> RAW RECORDS:
+ + +
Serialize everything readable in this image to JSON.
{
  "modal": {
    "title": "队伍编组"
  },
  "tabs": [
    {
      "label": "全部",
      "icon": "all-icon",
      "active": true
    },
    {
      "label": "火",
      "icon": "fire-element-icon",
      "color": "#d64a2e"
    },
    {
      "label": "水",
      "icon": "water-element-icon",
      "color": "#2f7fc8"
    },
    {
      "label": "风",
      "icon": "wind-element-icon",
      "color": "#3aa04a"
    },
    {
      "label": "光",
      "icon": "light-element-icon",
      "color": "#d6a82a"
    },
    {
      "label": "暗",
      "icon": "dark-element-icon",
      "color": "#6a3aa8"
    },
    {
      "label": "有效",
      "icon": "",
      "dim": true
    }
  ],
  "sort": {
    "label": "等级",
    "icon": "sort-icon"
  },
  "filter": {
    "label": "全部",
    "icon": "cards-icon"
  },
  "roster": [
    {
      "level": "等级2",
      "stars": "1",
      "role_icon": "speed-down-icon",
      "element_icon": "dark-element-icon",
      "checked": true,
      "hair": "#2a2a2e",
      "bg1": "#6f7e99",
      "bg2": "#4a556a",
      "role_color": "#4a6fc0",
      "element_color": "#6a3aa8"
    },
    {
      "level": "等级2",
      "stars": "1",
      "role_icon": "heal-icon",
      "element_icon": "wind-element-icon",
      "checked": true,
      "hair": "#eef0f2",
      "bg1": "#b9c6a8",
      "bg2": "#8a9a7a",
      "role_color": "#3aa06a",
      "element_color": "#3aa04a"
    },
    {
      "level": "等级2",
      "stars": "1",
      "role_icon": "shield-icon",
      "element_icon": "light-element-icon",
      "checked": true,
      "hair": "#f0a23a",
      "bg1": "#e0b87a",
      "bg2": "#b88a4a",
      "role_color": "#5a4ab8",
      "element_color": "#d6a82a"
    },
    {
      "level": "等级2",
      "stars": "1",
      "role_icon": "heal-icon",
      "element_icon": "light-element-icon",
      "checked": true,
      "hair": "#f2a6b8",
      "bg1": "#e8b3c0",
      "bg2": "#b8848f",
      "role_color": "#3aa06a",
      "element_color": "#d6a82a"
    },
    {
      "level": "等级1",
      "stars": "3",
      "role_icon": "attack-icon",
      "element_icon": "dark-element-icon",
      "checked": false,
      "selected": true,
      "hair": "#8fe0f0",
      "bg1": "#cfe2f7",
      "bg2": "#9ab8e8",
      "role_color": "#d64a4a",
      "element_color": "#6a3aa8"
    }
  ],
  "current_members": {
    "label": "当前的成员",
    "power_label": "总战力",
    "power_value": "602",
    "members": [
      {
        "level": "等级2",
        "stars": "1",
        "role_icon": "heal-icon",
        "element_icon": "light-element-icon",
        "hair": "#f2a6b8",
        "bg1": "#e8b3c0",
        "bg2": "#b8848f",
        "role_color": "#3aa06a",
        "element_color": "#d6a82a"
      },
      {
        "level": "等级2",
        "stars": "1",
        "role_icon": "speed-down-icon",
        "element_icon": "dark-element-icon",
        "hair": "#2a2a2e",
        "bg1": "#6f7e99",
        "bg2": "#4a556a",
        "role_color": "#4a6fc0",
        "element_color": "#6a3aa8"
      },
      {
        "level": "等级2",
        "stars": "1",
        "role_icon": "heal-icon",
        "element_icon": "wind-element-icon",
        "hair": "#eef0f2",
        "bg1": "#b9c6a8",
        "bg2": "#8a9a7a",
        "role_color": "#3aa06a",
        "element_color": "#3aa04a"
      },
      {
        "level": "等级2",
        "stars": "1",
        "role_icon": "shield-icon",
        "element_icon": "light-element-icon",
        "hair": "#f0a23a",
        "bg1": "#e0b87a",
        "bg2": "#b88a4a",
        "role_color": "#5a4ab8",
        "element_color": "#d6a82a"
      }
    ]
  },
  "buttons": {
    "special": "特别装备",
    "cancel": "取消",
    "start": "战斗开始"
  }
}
+ + +
> TASK DETAILS:
Work through the records above line by line and count those that hold the string "down". Give only the result.

> TASK ANSWER:
2